* [Written request]:
The records below must be copied in full; omit the images.

* [Records for processing]:
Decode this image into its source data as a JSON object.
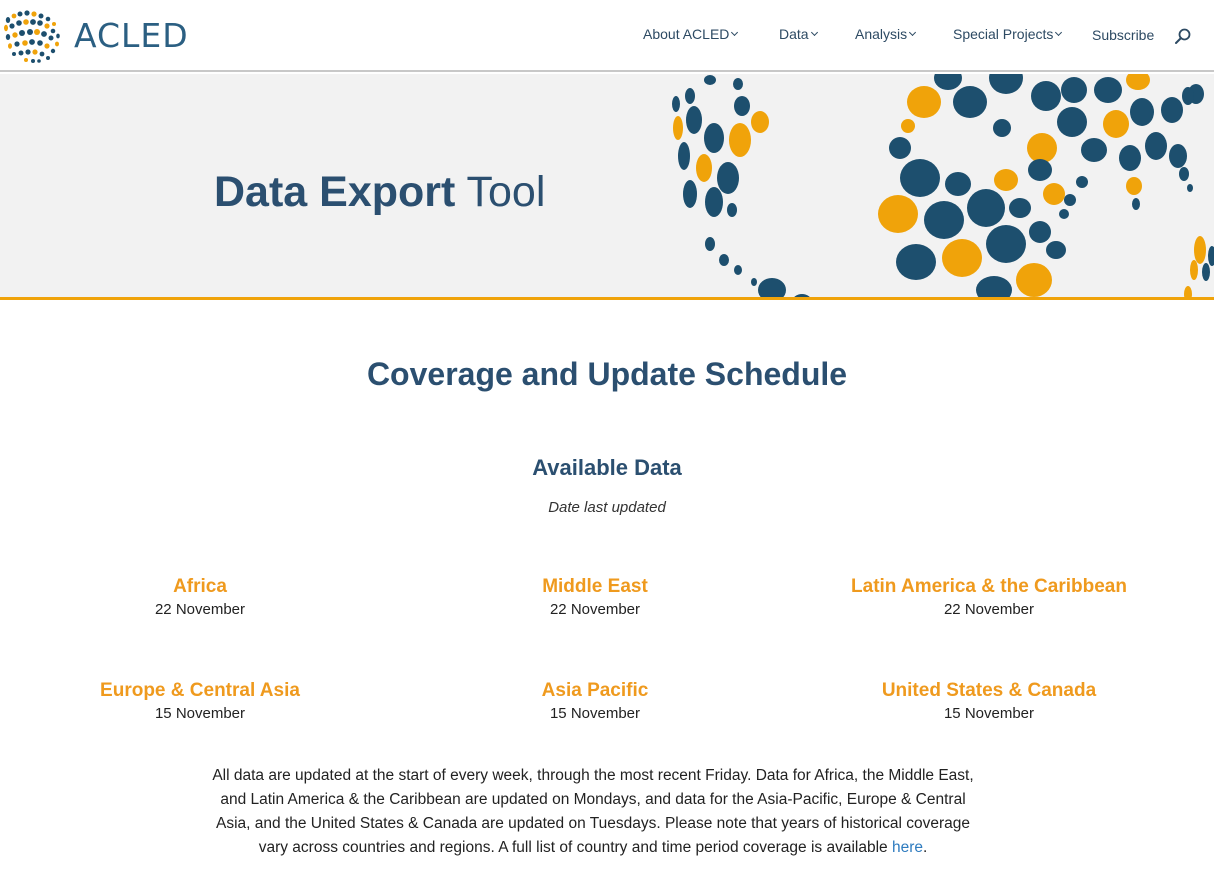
{
  "header": {
    "logo_text": "ACLED",
    "nav": [
      {
        "label": "About ACLED"
      },
      {
        "label": "Data"
      },
      {
        "label": "Analysis"
      },
      {
        "label": "Special Projects"
      }
    ],
    "subscribe_label": "Subscribe",
    "search_icon": "search-icon"
  },
  "hero": {
    "title_bold": "Data Export",
    "title_light": "Tool"
  },
  "coverage": {
    "title": "Coverage and Update Schedule",
    "available_title": "Available Data",
    "available_subtitle": "Date last updated",
    "regions": [
      {
        "name": "Africa",
        "date": "22 November"
      },
      {
        "name": "Middle East",
        "date": "22 November"
      },
      {
        "name": "Latin America & the Caribbean",
        "date": "22 November"
      },
      {
        "name": "Europe & Central Asia",
        "date": "15 November"
      },
      {
        "name": "Asia Pacific",
        "date": "15 November"
      },
      {
        "name": "United States & Canada",
        "date": "15 November"
      }
    ],
    "note_text": "All data are updated at the start of every week, through the most recent Friday. Data for Africa, the Middle East, and Latin America & the Caribbean are updated on Mondays, and data for the Asia-Pacific, Europe & Central Asia, and the United States & Canada are updated on Tuesdays. Please note that years of historical coverage vary across countries and regions. A full list of country and time period coverage is available ",
    "note_link": "here",
    "note_end": "."
  },
  "colors": {
    "navy": "#2b4f70",
    "accent_orange": "#f0a30a",
    "dot_blue": "#1d4f6e",
    "link": "#2e7bbf"
  }
}
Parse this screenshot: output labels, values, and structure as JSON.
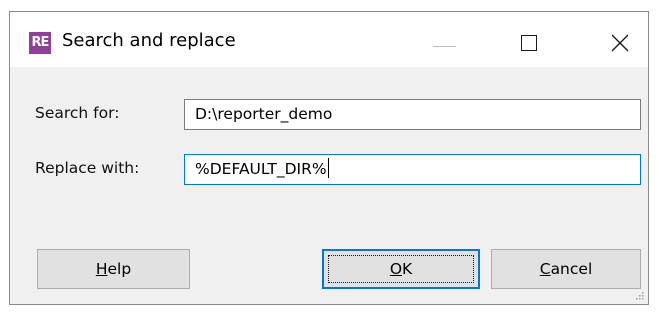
{
  "window": {
    "title": "Search and replace",
    "app_icon_text": "RE",
    "app_icon_color": "#8e3f99"
  },
  "form": {
    "search_label": "Search for:",
    "search_value": "D:\\reporter_demo",
    "replace_label": "Replace with:",
    "replace_value": "%DEFAULT_DIR%"
  },
  "buttons": {
    "help_label_underlined": "H",
    "help_label_rest": "elp",
    "ok_label_underlined": "O",
    "ok_label_rest": "K",
    "cancel_label_underlined": "C",
    "cancel_label_rest": "ancel"
  },
  "colors": {
    "focus_accent": "#0078d7",
    "button_face": "#e1e1e1",
    "dialog_background": "#f0f0f0"
  }
}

* [Final result]:
Decode this image into its source data as a JSON object.
{
  "header": {
    "logo_text": "ACLED",
    "nav": [
      {
        "label": "About ACLED"
      },
      {
        "label": "Data"
      },
      {
        "label": "Analysis"
      },
      {
        "label": "Special Projects"
      }
    ],
    "subscribe_label": "Subscribe",
    "search_icon": "search-icon"
  },
  "hero": {
    "title_bold": "Data Export",
    "title_light": "Tool"
  },
  "coverage": {
    "title": "Coverage and Update Schedule",
    "available_title": "Available Data",
    "available_subtitle": "Date last updated",
    "regions": [
      {
        "name": "Africa",
        "date": "22 November"
      },
      {
        "name": "Middle East",
        "date": "22 November"
      },
      {
        "name": "Latin America & the Caribbean",
        "date": "22 November"
      },
      {
        "name": "Europe & Central Asia",
        "date": "15 November"
      },
      {
        "name": "Asia Pacific",
        "date": "15 November"
      },
      {
        "name": "United States & Canada",
        "date": "15 November"
      }
    ],
    "note_text": "All data are updated at the start of every week, through the most recent Friday. Data for Africa, the Middle East, and Latin America & the Caribbean are updated on Mondays, and data for the Asia-Pacific, Europe & Central Asia, and the United States & Canada are updated on Tuesdays. Please note that years of historical coverage vary across countries and regions. A full list of country and time period coverage is available ",
    "note_link": "here",
    "note_end": "."
  },
  "colors": {
    "navy": "#2b4f70",
    "accent_orange": "#f0a30a",
    "dot_blue": "#1d4f6e",
    "link": "#2e7bbf"
  }
}
Parse this screenshot: output labels, values, and structure as JSON.
{
  "window": {
    "title": "Search and replace",
    "app_icon_text": "RE",
    "app_icon_color": "#8e3f99"
  },
  "form": {
    "search_label": "Search for:",
    "search_value": "D:\\reporter_demo",
    "replace_label": "Replace with:",
    "replace_value": "%DEFAULT_DIR%"
  },
  "buttons": {
    "help_label_underlined": "H",
    "help_label_rest": "elp",
    "ok_label_underlined": "O",
    "ok_label_rest": "K",
    "cancel_label_underlined": "C",
    "cancel_label_rest": "ancel"
  },
  "colors": {
    "focus_accent": "#0078d7",
    "button_face": "#e1e1e1",
    "dialog_background": "#f0f0f0"
  }
}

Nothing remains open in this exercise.